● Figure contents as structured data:
+---+
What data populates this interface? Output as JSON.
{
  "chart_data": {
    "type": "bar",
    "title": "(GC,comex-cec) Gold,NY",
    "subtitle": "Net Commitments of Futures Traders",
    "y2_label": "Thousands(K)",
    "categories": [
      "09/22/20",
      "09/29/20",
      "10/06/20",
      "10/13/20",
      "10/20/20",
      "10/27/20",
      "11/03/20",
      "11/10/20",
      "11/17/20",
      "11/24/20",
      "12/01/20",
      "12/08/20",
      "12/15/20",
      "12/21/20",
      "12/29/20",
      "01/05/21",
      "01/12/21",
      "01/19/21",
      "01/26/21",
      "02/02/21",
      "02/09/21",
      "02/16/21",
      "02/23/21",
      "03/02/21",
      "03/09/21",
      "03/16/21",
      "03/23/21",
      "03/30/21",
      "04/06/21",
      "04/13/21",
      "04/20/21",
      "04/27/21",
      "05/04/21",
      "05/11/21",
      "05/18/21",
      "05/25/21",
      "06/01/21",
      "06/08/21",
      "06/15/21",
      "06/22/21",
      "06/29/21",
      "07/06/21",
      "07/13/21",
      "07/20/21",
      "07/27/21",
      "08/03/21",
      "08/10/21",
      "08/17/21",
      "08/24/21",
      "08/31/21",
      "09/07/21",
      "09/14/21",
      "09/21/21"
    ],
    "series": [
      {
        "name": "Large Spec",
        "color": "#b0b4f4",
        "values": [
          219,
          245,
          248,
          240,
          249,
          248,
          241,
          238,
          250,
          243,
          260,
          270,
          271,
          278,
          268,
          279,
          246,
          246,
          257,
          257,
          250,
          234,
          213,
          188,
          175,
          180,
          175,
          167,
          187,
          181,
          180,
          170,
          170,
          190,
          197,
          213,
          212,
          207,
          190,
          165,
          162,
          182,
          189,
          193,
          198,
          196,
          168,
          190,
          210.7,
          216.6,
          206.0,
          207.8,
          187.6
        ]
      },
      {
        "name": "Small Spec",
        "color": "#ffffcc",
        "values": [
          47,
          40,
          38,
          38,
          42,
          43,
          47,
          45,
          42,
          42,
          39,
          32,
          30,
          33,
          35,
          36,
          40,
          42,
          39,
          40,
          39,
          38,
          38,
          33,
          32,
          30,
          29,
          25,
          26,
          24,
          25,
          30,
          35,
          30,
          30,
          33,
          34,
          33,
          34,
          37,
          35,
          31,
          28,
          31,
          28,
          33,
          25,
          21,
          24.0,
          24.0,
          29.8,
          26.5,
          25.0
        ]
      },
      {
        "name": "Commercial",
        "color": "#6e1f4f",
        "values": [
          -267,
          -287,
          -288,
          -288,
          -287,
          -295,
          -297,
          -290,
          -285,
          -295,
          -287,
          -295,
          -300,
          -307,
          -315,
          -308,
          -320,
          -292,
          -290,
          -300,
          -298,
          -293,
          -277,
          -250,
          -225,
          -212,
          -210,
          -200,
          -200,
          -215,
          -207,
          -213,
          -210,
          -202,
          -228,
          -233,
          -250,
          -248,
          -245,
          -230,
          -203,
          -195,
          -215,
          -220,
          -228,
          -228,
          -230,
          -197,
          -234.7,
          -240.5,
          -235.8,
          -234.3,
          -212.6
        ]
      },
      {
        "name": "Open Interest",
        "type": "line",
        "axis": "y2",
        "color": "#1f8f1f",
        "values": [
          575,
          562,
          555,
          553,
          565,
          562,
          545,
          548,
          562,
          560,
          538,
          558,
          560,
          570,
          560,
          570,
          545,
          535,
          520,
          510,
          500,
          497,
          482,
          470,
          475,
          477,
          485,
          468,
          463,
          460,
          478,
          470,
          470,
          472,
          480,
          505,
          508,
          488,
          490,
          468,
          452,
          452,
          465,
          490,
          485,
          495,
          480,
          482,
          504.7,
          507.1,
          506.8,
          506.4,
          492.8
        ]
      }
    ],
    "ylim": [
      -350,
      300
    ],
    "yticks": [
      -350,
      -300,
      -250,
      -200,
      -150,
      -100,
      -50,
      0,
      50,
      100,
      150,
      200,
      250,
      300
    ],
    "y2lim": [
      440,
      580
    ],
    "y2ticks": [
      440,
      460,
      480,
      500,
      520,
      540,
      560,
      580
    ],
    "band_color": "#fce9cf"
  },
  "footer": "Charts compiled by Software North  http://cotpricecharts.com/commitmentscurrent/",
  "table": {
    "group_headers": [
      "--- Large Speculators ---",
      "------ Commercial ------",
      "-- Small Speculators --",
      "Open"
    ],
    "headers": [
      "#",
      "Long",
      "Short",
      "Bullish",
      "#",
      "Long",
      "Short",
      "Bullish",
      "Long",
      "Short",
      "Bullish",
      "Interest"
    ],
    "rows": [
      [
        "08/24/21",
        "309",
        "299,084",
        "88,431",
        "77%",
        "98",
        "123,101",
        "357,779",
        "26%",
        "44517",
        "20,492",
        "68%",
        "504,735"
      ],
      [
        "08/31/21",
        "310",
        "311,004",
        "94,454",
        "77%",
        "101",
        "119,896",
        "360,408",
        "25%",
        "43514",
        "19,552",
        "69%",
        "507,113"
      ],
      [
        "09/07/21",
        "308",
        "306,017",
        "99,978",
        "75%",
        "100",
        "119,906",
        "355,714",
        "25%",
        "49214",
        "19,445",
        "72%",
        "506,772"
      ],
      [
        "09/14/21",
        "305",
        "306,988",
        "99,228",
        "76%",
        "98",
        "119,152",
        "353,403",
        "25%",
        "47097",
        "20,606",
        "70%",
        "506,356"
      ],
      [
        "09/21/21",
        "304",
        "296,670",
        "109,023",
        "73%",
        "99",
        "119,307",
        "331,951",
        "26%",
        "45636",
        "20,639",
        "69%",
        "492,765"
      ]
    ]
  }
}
+---+
● YOUR OBJECTIVE:
Reproduce the full listing word for word.

● RESPONSE:
What data populates this interface? Output as JSON.
{
  "chart_data": {
    "type": "bar",
    "title": "(GC,comex-cec) Gold,NY",
    "subtitle": "Net Commitments of Futures Traders",
    "y2_label": "Thousands(K)",
    "categories": [
      "09/22/20",
      "09/29/20",
      "10/06/20",
      "10/13/20",
      "10/20/20",
      "10/27/20",
      "11/03/20",
      "11/10/20",
      "11/17/20",
      "11/24/20",
      "12/01/20",
      "12/08/20",
      "12/15/20",
      "12/21/20",
      "12/29/20",
      "01/05/21",
      "01/12/21",
      "01/19/21",
      "01/26/21",
      "02/02/21",
      "02/09/21",
      "02/16/21",
      "02/23/21",
      "03/02/21",
      "03/09/21",
      "03/16/21",
      "03/23/21",
      "03/30/21",
      "04/06/21",
      "04/13/21",
      "04/20/21",
      "04/27/21",
      "05/04/21",
      "05/11/21",
      "05/18/21",
      "05/25/21",
      "06/01/21",
      "06/08/21",
      "06/15/21",
      "06/22/21",
      "06/29/21",
      "07/06/21",
      "07/13/21",
      "07/20/21",
      "07/27/21",
      "08/03/21",
      "08/10/21",
      "08/17/21",
      "08/24/21",
      "08/31/21",
      "09/07/21",
      "09/14/21",
      "09/21/21"
    ],
    "series": [
      {
        "name": "Large Spec",
        "color": "#b0b4f4",
        "values": [
          219,
          245,
          248,
          240,
          249,
          248,
          241,
          238,
          250,
          243,
          260,
          270,
          271,
          278,
          268,
          279,
          246,
          246,
          257,
          257,
          250,
          234,
          213,
          188,
          175,
          180,
          175,
          167,
          187,
          181,
          180,
          170,
          170,
          190,
          197,
          213,
          212,
          207,
          190,
          165,
          162,
          182,
          189,
          193,
          198,
          196,
          168,
          190,
          210.7,
          216.6,
          206.0,
          207.8,
          187.6
        ]
      },
      {
        "name": "Small Spec",
        "color": "#ffffcc",
        "values": [
          47,
          40,
          38,
          38,
          42,
          43,
          47,
          45,
          42,
          42,
          39,
          32,
          30,
          33,
          35,
          36,
          40,
          42,
          39,
          40,
          39,
          38,
          38,
          33,
          32,
          30,
          29,
          25,
          26,
          24,
          25,
          30,
          35,
          30,
          30,
          33,
          34,
          33,
          34,
          37,
          35,
          31,
          28,
          31,
          28,
          33,
          25,
          21,
          24.0,
          24.0,
          29.8,
          26.5,
          25.0
        ]
      },
      {
        "name": "Commercial",
        "color": "#6e1f4f",
        "values": [
          -267,
          -287,
          -288,
          -288,
          -287,
          -295,
          -297,
          -290,
          -285,
          -295,
          -287,
          -295,
          -300,
          -307,
          -315,
          -308,
          -320,
          -292,
          -290,
          -300,
          -298,
          -293,
          -277,
          -250,
          -225,
          -212,
          -210,
          -200,
          -200,
          -215,
          -207,
          -213,
          -210,
          -202,
          -228,
          -233,
          -250,
          -248,
          -245,
          -230,
          -203,
          -195,
          -215,
          -220,
          -228,
          -228,
          -230,
          -197,
          -234.7,
          -240.5,
          -235.8,
          -234.3,
          -212.6
        ]
      },
      {
        "name": "Open Interest",
        "type": "line",
        "axis": "y2",
        "color": "#1f8f1f",
        "values": [
          575,
          562,
          555,
          553,
          565,
          562,
          545,
          548,
          562,
          560,
          538,
          558,
          560,
          570,
          560,
          570,
          545,
          535,
          520,
          510,
          500,
          497,
          482,
          470,
          475,
          477,
          485,
          468,
          463,
          460,
          478,
          470,
          470,
          472,
          480,
          505,
          508,
          488,
          490,
          468,
          452,
          452,
          465,
          490,
          485,
          495,
          480,
          482,
          504.7,
          507.1,
          506.8,
          506.4,
          492.8
        ]
      }
    ],
    "ylim": [
      -350,
      300
    ],
    "yticks": [
      -350,
      -300,
      -250,
      -200,
      -150,
      -100,
      -50,
      0,
      50,
      100,
      150,
      200,
      250,
      300
    ],
    "y2lim": [
      440,
      580
    ],
    "y2ticks": [
      440,
      460,
      480,
      500,
      520,
      540,
      560,
      580
    ],
    "band_color": "#fce9cf"
  },
  "footer": "Charts compiled by Software North  http://cotpricecharts.com/commitmentscurrent/",
  "table": {
    "group_headers": [
      "--- Large Speculators ---",
      "------ Commercial ------",
      "-- Small Speculators --",
      "Open"
    ],
    "headers": [
      "#",
      "Long",
      "Short",
      "Bullish",
      "#",
      "Long",
      "Short",
      "Bullish",
      "Long",
      "Short",
      "Bullish",
      "Interest"
    ],
    "rows": [
      [
        "08/24/21",
        "309",
        "299,084",
        "88,431",
        "77%",
        "98",
        "123,101",
        "357,779",
        "26%",
        "44517",
        "20,492",
        "68%",
        "504,735"
      ],
      [
        "08/31/21",
        "310",
        "311,004",
        "94,454",
        "77%",
        "101",
        "119,896",
        "360,408",
        "25%",
        "43514",
        "19,552",
        "69%",
        "507,113"
      ],
      [
        "09/07/21",
        "308",
        "306,017",
        "99,978",
        "75%",
        "100",
        "119,906",
        "355,714",
        "25%",
        "49214",
        "19,445",
        "72%",
        "506,772"
      ],
      [
        "09/14/21",
        "305",
        "306,988",
        "99,228",
        "76%",
        "98",
        "119,152",
        "353,403",
        "25%",
        "47097",
        "20,606",
        "70%",
        "506,356"
      ],
      [
        "09/21/21",
        "304",
        "296,670",
        "109,023",
        "73%",
        "99",
        "119,307",
        "331,951",
        "26%",
        "45636",
        "20,639",
        "69%",
        "492,765"
      ]
    ]
  }
}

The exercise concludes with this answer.